▶ _Part of a data file_:
------
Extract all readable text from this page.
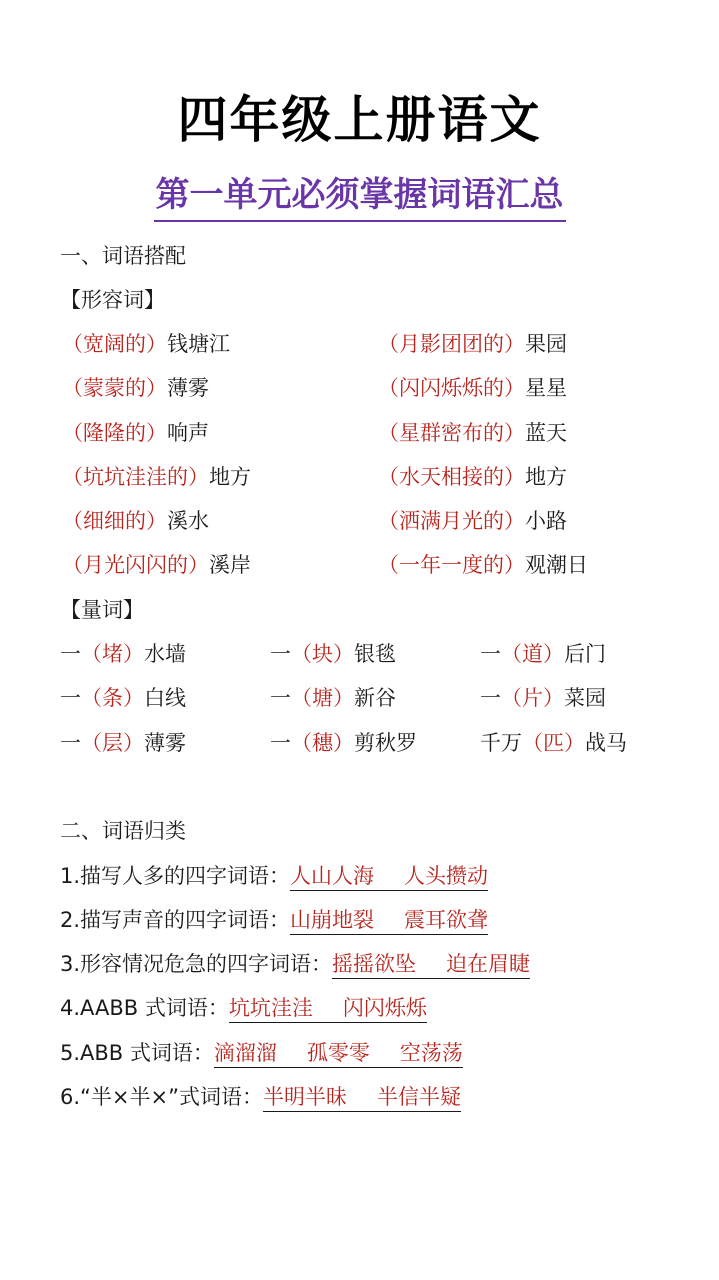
四年级上册语文
第一单元必须掌握词语汇总
一、词语搭配
【形容词】
（宽阔的）钱塘江	（月影团团的）果园
（蒙蒙的）薄雾	（闪闪烁烁的）星星
（隆隆的）响声	（星群密布的）蓝天
（坑坑洼洼的）地方	（水天相接的）地方
（细细的）溪水	（洒满月光的）小路
（月光闪闪的）溪岸	（一年一度的）观潮日
【量词】
一（堵）水墙	一（块）银毯	一（道）后门
一（条）白线	一（塘）新谷	一（片）菜园
一（层）薄雾	一（穗）剪秋罗	千万（匹）战马
二、词语归类
1.描写人多的四字词语：人山人海 人头攒动
2.描写声音的四字词语：山崩地裂 震耳欲聋
3.形容情况危急的四字词语：摇摇欲坠 迫在眉睫
4.AABB 式词语：坑坑洼洼 闪闪烁烁
5.ABB 式词语：滴溜溜 孤零零 空荡荡
6.“半×半×”式词语：半明半昧 半信半疑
------
Output every entry exactly as given; pictures are not part of the copy.

Extract all readable text from this page.
四年级上册语文
第一单元必须掌握词语汇总
一、词语搭配
【形容词】
（宽阔的）钱塘江	（月影团团的）果园
（蒙蒙的）薄雾	（闪闪烁烁的）星星
（隆隆的）响声	（星群密布的）蓝天
（坑坑洼洼的）地方	（水天相接的）地方
（细细的）溪水	（洒满月光的）小路
（月光闪闪的）溪岸	（一年一度的）观潮日
【量词】
一（堵）水墙	一（块）银毯	一（道）后门
一（条）白线	一（塘）新谷	一（片）菜园
一（层）薄雾	一（穗）剪秋罗	千万（匹）战马
二、词语归类
1.描写人多的四字词语：人山人海 人头攒动
2.描写声音的四字词语：山崩地裂 震耳欲聋
3.形容情况危急的四字词语：摇摇欲坠 迫在眉睫
4.AABB 式词语：坑坑洼洼 闪闪烁烁
5.ABB 式词语：滴溜溜 孤零零 空荡荡
6.“半×半×”式词语：半明半昧 半信半疑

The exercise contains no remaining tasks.